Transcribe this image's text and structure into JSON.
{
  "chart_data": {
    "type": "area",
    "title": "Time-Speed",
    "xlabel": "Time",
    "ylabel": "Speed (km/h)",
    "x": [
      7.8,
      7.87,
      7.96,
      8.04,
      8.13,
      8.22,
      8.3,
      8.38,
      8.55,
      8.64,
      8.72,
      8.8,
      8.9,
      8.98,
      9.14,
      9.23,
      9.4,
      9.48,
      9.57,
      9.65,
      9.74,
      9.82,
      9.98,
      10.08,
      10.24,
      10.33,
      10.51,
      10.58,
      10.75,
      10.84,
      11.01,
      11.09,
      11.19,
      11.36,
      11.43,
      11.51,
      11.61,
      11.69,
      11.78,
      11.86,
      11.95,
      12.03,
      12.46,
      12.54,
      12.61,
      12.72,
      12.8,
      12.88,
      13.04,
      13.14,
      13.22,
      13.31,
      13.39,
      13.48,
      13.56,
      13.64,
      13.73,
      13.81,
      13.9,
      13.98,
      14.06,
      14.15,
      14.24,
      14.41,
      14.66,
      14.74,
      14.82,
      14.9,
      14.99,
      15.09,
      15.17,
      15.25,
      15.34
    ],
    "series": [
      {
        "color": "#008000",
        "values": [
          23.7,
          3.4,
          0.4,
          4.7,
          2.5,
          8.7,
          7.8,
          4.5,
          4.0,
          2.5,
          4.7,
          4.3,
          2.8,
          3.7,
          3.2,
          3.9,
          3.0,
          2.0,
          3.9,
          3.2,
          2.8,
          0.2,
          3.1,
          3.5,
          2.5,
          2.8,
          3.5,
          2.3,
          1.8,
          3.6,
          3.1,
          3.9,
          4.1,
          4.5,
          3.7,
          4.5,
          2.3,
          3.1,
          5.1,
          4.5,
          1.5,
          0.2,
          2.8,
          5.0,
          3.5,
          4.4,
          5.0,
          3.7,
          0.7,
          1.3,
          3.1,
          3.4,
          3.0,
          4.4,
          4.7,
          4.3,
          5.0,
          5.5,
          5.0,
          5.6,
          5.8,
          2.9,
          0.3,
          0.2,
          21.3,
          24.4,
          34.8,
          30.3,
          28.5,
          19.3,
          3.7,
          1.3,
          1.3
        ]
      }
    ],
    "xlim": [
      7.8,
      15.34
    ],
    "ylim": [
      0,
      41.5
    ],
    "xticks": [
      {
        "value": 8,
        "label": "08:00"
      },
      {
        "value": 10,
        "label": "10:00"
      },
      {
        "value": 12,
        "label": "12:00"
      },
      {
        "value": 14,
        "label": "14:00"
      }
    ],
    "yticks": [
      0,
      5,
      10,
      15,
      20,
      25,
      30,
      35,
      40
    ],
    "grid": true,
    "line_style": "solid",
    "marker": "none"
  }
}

- [WHAT IS NEEDED]:
Write the data from above out again, exactly.

- [COMPLETE ANSWER]:
Transcribe this image's text and structure into JSON.
{
  "chart_data": {
    "type": "area",
    "title": "Time-Speed",
    "xlabel": "Time",
    "ylabel": "Speed (km/h)",
    "x": [
      7.8,
      7.87,
      7.96,
      8.04,
      8.13,
      8.22,
      8.3,
      8.38,
      8.55,
      8.64,
      8.72,
      8.8,
      8.9,
      8.98,
      9.14,
      9.23,
      9.4,
      9.48,
      9.57,
      9.65,
      9.74,
      9.82,
      9.98,
      10.08,
      10.24,
      10.33,
      10.51,
      10.58,
      10.75,
      10.84,
      11.01,
      11.09,
      11.19,
      11.36,
      11.43,
      11.51,
      11.61,
      11.69,
      11.78,
      11.86,
      11.95,
      12.03,
      12.46,
      12.54,
      12.61,
      12.72,
      12.8,
      12.88,
      13.04,
      13.14,
      13.22,
      13.31,
      13.39,
      13.48,
      13.56,
      13.64,
      13.73,
      13.81,
      13.9,
      13.98,
      14.06,
      14.15,
      14.24,
      14.41,
      14.66,
      14.74,
      14.82,
      14.9,
      14.99,
      15.09,
      15.17,
      15.25,
      15.34
    ],
    "series": [
      {
        "color": "#008000",
        "values": [
          23.7,
          3.4,
          0.4,
          4.7,
          2.5,
          8.7,
          7.8,
          4.5,
          4.0,
          2.5,
          4.7,
          4.3,
          2.8,
          3.7,
          3.2,
          3.9,
          3.0,
          2.0,
          3.9,
          3.2,
          2.8,
          0.2,
          3.1,
          3.5,
          2.5,
          2.8,
          3.5,
          2.3,
          1.8,
          3.6,
          3.1,
          3.9,
          4.1,
          4.5,
          3.7,
          4.5,
          2.3,
          3.1,
          5.1,
          4.5,
          1.5,
          0.2,
          2.8,
          5.0,
          3.5,
          4.4,
          5.0,
          3.7,
          0.7,
          1.3,
          3.1,
          3.4,
          3.0,
          4.4,
          4.7,
          4.3,
          5.0,
          5.5,
          5.0,
          5.6,
          5.8,
          2.9,
          0.3,
          0.2,
          21.3,
          24.4,
          34.8,
          30.3,
          28.5,
          19.3,
          3.7,
          1.3,
          1.3
        ]
      }
    ],
    "xlim": [
      7.8,
      15.34
    ],
    "ylim": [
      0,
      41.5
    ],
    "xticks": [
      {
        "value": 8,
        "label": "08:00"
      },
      {
        "value": 10,
        "label": "10:00"
      },
      {
        "value": 12,
        "label": "12:00"
      },
      {
        "value": 14,
        "label": "14:00"
      }
    ],
    "yticks": [
      0,
      5,
      10,
      15,
      20,
      25,
      30,
      35,
      40
    ],
    "grid": true,
    "line_style": "solid",
    "marker": "none"
  }
}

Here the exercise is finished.